§ **JOB**
Give the number of lines in the data below that contain the string "coin", treating uppercase and lowercase as different. Reply with the number alone.

[Source data]

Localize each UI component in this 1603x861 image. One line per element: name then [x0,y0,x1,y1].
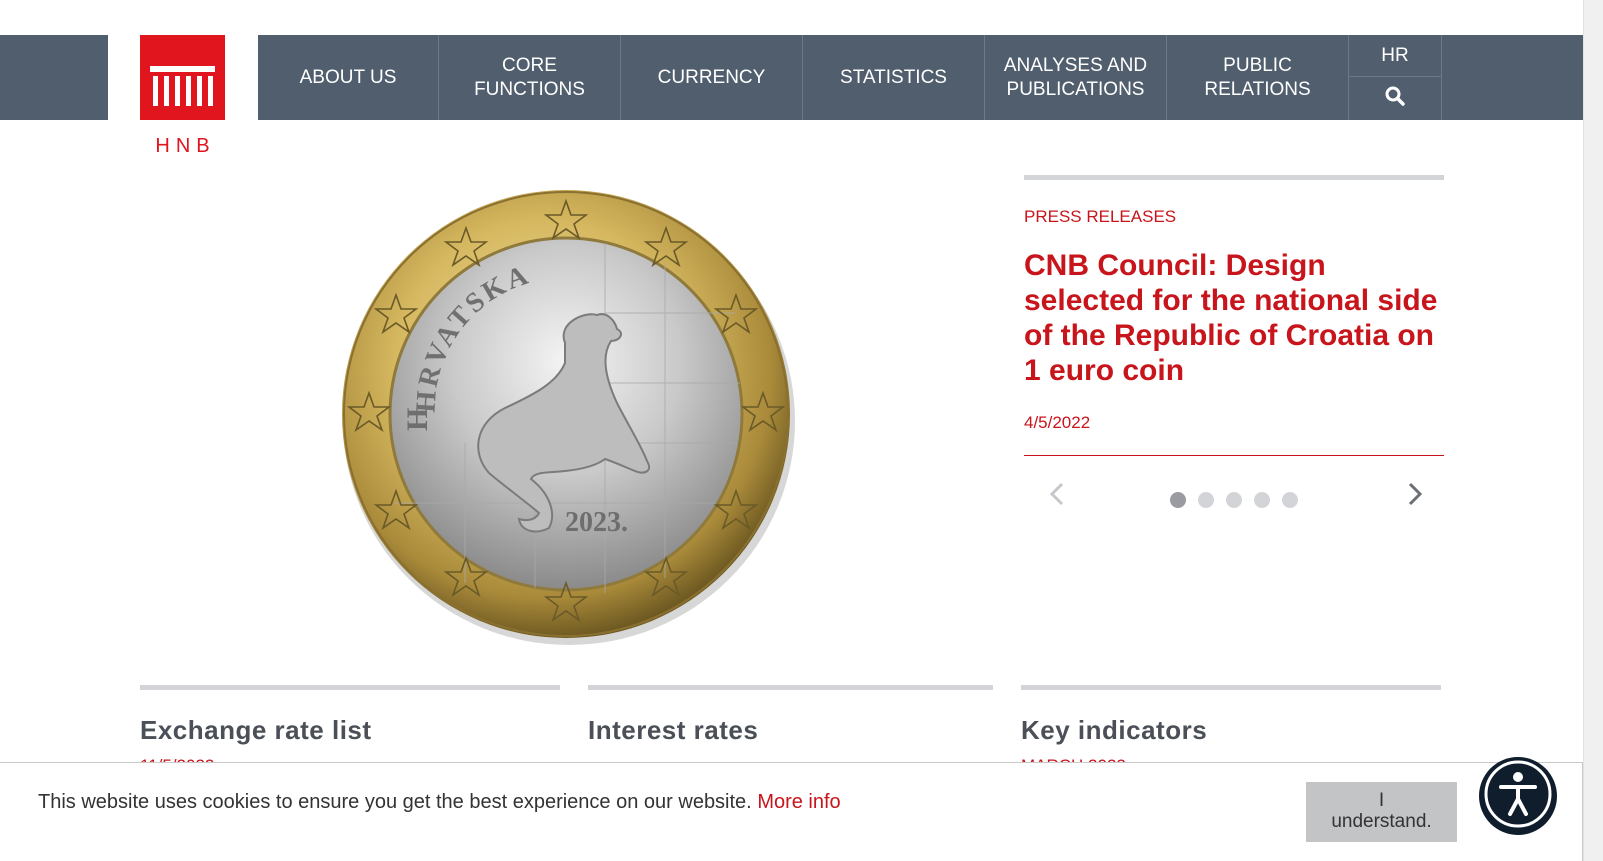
logo-columns-icon [140,35,225,120]
slider-dot-1[interactable] [1170,492,1186,508]
accessibility-button[interactable] [1479,757,1557,835]
interest-rates-title[interactable]: Interest rates [588,715,993,746]
search-icon [1385,86,1405,111]
slider-next-button[interactable] [1402,478,1428,510]
chevron-right-icon [1408,482,1423,506]
logo-text: HNB [155,135,216,157]
exchange-rate-title[interactable]: Exchange rate list [140,715,560,746]
cookie-banner: This website uses cookies to ensure you … [0,762,1583,861]
cookie-accept-label-2: understand. [1331,811,1432,832]
coin-year: 2023. [565,507,628,538]
nav-public-relations-label: PUBLIC RELATIONS [1204,54,1311,100]
cookie-more-info-link[interactable]: More info [757,791,840,813]
nav-analyses-label: ANALYSES AND PUBLICATIONS [1003,54,1148,100]
section-divider [140,685,560,690]
nav-currency[interactable]: CURRENCY [621,35,803,120]
nav-analyses-publications[interactable]: ANALYSES AND PUBLICATIONS [985,35,1167,120]
slider-dot-5[interactable] [1282,492,1298,508]
main-menu: ABOUT US CORE FUNCTIONS CURRENCY STATIST… [258,35,1442,120]
accessibility-icon [1483,759,1553,834]
press-release-slider: PRESS RELEASES CNB Council: Design selec… [1024,175,1444,516]
euro-coin-image: H HRVATSKA 2023. [335,183,797,645]
nav-public-relations[interactable]: PUBLIC RELATIONS [1167,35,1349,120]
section-divider [1021,685,1441,690]
page: HNB ABOUT US CORE FUNCTIONS CURRENCY STA… [0,0,1603,861]
page-scrollbar[interactable] [1583,0,1603,861]
nav-core-functions-label: CORE FUNCTIONS [474,54,585,100]
cookie-accept-label-1: I [1378,790,1385,811]
press-title-link[interactable]: CNB Council: Design selected for the nat… [1024,248,1444,388]
language-switch-hr[interactable]: HR [1349,35,1441,77]
nav-tools: HR [1349,35,1442,120]
key-indicators-title[interactable]: Key indicators [1021,715,1441,746]
slider-dot-2[interactable] [1198,492,1214,508]
section-interest-rates: Interest rates [588,685,993,756]
nav-about-us[interactable]: ABOUT US [258,35,439,120]
cookie-text: This website uses cookies to ensure you … [38,791,752,813]
chevron-left-icon [1049,482,1064,506]
press-category-link[interactable]: PRESS RELEASES [1024,207,1444,227]
slider-controls [1024,456,1444,516]
slider-dots [1170,492,1298,508]
slider-dot-4[interactable] [1254,492,1270,508]
press-top-divider [1024,175,1444,180]
nav-statistics[interactable]: STATISTICS [803,35,985,120]
section-divider [588,685,993,690]
press-date: 4/5/2022 [1024,413,1091,432]
hnb-logo[interactable]: HNB [140,35,225,157]
slider-dot-3[interactable] [1226,492,1242,508]
search-button[interactable] [1349,77,1441,120]
cookie-accept-button[interactable]: I understand. [1306,782,1457,842]
nav-core-functions[interactable]: CORE FUNCTIONS [439,35,621,120]
slider-prev-button[interactable] [1044,478,1070,510]
cookie-message: This website uses cookies to ensure you … [38,791,841,814]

§ **OUTPUT BELOW**
2